**Exercise aim**
From the entries provided below, copy each line that contains the word "JSON".

**Records to use**

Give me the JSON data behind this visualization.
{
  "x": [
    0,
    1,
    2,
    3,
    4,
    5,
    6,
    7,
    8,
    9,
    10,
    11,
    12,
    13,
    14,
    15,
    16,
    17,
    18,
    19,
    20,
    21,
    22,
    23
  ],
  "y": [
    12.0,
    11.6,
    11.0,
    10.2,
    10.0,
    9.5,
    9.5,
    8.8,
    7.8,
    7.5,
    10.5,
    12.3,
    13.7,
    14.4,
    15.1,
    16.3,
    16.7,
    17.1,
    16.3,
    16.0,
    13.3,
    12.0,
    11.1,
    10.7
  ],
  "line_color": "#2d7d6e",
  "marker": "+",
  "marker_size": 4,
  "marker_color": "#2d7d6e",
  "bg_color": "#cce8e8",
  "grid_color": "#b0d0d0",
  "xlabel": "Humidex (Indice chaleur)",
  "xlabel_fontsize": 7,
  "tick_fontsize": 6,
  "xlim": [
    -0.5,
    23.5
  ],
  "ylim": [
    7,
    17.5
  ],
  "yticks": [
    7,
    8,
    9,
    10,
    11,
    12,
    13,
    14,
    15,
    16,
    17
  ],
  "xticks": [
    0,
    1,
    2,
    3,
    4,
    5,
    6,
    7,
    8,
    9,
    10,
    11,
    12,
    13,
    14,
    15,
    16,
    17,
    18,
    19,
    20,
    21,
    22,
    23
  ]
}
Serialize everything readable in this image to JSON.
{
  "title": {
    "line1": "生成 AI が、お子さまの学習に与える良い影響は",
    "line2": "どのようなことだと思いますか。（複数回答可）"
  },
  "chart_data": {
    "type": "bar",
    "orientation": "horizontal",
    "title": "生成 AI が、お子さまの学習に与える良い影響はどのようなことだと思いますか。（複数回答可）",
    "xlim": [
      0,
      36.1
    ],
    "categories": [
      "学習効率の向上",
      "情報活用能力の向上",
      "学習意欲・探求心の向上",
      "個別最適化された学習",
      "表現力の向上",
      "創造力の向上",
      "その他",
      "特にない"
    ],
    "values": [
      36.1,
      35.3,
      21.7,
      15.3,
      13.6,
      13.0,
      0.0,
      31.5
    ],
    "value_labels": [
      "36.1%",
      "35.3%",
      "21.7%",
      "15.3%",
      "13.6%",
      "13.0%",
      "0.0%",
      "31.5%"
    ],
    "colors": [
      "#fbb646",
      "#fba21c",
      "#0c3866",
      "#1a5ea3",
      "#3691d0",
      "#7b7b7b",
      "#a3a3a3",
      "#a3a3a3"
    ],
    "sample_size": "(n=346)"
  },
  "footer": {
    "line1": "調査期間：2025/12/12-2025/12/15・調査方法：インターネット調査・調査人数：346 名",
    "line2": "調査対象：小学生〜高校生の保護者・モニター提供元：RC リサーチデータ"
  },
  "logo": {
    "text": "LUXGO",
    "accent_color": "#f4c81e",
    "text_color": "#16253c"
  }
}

**Final answer**
Give me the JSON data behind this visualization.
Serialize everything readable in this image to JSON.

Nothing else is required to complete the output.